Exercise brief: Check the listing below for lines that hold "Índice". How many are there? Please give only the number.

Saved data entries
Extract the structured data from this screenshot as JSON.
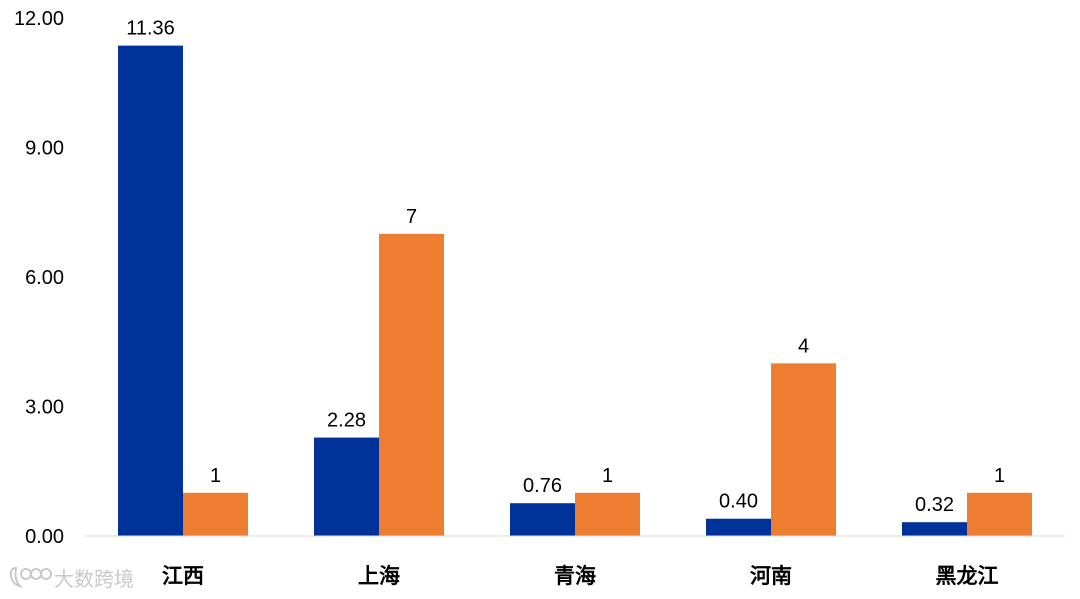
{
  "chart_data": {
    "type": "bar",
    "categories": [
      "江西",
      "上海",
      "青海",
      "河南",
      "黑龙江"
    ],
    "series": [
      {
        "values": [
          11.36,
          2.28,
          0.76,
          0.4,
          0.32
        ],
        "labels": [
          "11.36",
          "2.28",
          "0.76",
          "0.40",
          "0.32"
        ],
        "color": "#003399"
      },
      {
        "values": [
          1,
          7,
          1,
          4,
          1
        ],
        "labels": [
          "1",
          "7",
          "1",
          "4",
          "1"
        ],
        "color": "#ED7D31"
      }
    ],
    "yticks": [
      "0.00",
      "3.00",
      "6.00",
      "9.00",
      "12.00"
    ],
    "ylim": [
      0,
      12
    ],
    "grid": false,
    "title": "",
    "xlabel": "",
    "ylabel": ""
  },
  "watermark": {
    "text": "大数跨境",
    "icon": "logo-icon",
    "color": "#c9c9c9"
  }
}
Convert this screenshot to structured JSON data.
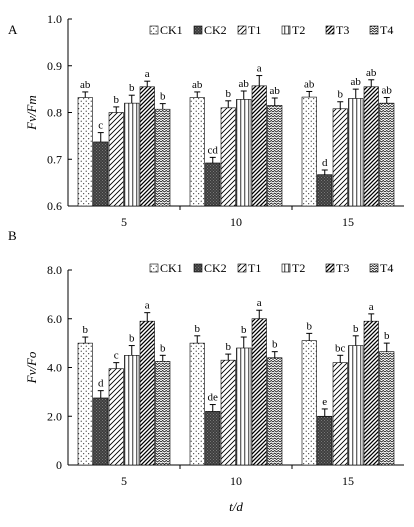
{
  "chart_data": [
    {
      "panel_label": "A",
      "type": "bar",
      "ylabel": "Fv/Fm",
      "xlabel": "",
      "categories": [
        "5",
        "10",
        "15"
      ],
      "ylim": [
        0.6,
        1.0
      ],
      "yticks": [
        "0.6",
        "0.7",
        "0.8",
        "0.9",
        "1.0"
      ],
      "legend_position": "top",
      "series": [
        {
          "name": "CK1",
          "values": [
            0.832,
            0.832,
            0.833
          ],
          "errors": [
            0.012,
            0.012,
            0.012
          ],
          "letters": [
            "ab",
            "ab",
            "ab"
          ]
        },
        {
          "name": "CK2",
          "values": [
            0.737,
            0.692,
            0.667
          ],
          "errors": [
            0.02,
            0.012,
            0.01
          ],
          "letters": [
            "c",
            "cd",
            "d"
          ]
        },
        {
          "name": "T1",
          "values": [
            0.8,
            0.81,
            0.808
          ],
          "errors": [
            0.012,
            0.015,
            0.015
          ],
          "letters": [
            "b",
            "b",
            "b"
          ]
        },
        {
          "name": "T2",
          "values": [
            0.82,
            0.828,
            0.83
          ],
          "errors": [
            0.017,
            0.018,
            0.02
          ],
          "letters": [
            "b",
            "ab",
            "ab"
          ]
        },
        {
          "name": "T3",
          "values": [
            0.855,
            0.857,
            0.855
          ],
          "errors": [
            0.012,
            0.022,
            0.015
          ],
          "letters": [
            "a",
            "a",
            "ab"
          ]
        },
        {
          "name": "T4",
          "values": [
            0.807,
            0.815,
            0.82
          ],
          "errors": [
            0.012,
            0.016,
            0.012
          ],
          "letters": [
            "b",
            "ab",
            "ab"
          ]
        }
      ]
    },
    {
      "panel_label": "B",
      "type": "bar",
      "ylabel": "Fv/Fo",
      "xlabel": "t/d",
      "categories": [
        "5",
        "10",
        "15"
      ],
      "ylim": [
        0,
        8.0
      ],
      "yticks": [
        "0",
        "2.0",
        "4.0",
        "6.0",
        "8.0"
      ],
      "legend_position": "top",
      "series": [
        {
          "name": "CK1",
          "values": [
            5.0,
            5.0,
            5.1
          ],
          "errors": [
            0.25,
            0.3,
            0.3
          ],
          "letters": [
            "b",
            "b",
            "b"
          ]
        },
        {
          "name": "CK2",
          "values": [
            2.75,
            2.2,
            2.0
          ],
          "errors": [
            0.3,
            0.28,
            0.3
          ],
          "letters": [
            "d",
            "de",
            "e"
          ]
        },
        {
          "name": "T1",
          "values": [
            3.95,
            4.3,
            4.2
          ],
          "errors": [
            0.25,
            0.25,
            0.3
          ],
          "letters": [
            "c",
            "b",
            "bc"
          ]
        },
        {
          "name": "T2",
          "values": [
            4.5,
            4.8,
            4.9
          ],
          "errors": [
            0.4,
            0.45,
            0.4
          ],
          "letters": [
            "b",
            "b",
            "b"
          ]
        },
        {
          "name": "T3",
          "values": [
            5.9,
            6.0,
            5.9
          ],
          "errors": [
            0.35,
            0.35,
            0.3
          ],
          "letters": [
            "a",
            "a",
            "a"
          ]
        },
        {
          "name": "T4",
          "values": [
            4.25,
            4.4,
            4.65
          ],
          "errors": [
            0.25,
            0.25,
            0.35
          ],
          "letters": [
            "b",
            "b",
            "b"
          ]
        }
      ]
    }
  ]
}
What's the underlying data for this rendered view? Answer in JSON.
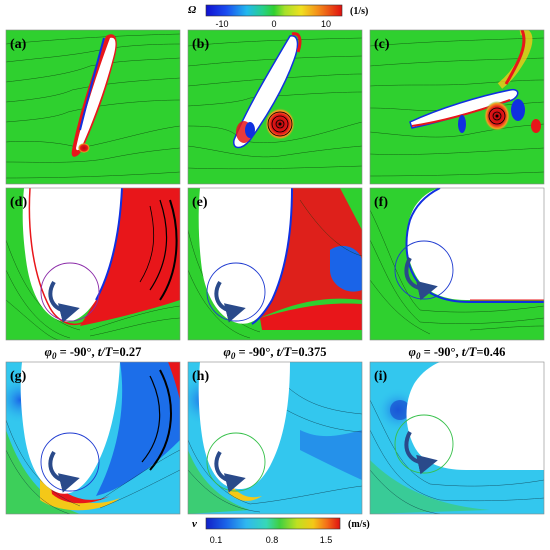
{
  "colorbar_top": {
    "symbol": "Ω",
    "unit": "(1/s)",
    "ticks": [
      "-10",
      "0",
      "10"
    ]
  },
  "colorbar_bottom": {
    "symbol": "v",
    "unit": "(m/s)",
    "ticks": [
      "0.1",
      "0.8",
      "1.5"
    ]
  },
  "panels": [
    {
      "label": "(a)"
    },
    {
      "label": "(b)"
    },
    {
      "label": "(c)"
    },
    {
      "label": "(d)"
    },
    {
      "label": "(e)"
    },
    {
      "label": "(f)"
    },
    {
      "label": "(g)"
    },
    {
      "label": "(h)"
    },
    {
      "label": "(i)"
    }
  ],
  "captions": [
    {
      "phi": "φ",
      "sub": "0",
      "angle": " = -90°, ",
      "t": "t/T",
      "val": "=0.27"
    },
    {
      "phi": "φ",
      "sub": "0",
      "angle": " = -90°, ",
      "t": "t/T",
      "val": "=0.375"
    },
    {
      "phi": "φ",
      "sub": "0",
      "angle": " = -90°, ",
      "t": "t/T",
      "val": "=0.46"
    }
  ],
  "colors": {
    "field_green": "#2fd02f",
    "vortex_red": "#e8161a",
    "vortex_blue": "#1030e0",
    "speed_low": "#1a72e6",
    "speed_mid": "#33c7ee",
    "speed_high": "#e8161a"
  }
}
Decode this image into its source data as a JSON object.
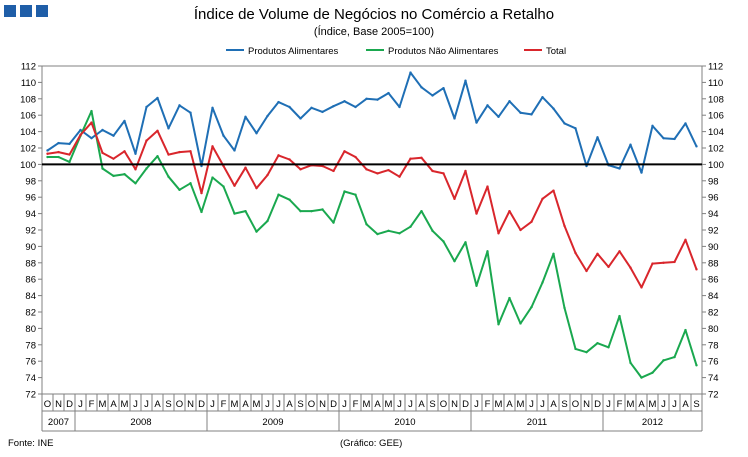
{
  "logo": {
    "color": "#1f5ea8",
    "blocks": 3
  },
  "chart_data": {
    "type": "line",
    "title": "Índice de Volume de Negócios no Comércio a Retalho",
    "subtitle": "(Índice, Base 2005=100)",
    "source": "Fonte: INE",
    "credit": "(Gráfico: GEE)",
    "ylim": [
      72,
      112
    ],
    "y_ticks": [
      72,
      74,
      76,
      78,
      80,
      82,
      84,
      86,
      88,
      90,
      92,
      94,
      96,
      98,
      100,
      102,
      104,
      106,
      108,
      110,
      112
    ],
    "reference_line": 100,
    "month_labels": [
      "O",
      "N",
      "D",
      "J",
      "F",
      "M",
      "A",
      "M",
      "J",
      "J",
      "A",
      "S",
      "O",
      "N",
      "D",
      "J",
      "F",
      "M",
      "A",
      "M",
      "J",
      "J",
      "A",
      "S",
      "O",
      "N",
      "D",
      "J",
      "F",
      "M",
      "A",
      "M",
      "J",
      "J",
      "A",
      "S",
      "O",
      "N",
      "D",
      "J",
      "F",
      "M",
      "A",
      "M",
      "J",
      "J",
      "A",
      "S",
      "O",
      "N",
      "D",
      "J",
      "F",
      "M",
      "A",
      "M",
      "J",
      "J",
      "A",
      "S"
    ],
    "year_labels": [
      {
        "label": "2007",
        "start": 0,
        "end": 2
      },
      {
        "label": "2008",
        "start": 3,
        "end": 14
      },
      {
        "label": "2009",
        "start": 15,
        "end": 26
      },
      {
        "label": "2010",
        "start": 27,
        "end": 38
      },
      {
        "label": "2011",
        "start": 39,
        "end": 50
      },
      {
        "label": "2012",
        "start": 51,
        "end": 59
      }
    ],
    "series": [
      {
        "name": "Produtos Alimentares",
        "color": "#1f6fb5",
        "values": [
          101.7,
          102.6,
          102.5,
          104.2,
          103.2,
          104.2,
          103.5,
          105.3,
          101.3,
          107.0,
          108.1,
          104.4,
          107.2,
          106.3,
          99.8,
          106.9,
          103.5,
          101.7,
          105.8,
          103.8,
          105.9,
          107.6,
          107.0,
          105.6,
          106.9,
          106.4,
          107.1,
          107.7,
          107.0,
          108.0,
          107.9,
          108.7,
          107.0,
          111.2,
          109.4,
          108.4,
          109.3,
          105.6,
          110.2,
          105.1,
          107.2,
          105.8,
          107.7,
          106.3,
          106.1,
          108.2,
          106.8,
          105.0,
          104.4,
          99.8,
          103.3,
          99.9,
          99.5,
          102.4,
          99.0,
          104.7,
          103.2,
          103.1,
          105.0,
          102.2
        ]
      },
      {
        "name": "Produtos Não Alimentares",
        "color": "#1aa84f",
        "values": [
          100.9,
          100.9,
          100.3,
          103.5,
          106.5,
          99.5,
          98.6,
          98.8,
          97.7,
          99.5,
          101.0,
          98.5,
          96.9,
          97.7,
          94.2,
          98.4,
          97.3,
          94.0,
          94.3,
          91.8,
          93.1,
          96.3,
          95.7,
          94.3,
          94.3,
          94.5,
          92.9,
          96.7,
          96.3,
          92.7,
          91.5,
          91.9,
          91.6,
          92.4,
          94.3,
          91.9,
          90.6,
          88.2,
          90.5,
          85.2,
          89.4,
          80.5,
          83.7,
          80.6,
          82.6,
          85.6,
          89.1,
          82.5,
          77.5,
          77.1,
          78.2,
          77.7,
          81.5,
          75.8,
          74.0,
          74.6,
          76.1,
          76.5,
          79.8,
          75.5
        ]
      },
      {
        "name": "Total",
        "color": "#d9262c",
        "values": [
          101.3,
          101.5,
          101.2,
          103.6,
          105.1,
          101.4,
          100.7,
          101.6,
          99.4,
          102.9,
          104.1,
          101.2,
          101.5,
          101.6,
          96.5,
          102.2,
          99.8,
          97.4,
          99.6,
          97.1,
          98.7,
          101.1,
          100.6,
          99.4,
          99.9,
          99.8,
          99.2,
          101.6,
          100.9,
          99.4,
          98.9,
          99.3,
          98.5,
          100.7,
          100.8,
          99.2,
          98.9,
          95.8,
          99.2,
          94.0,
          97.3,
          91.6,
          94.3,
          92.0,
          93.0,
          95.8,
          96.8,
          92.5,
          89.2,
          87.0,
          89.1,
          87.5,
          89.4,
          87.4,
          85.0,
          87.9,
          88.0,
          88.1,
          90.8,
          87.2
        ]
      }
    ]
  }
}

Answer to the task: 2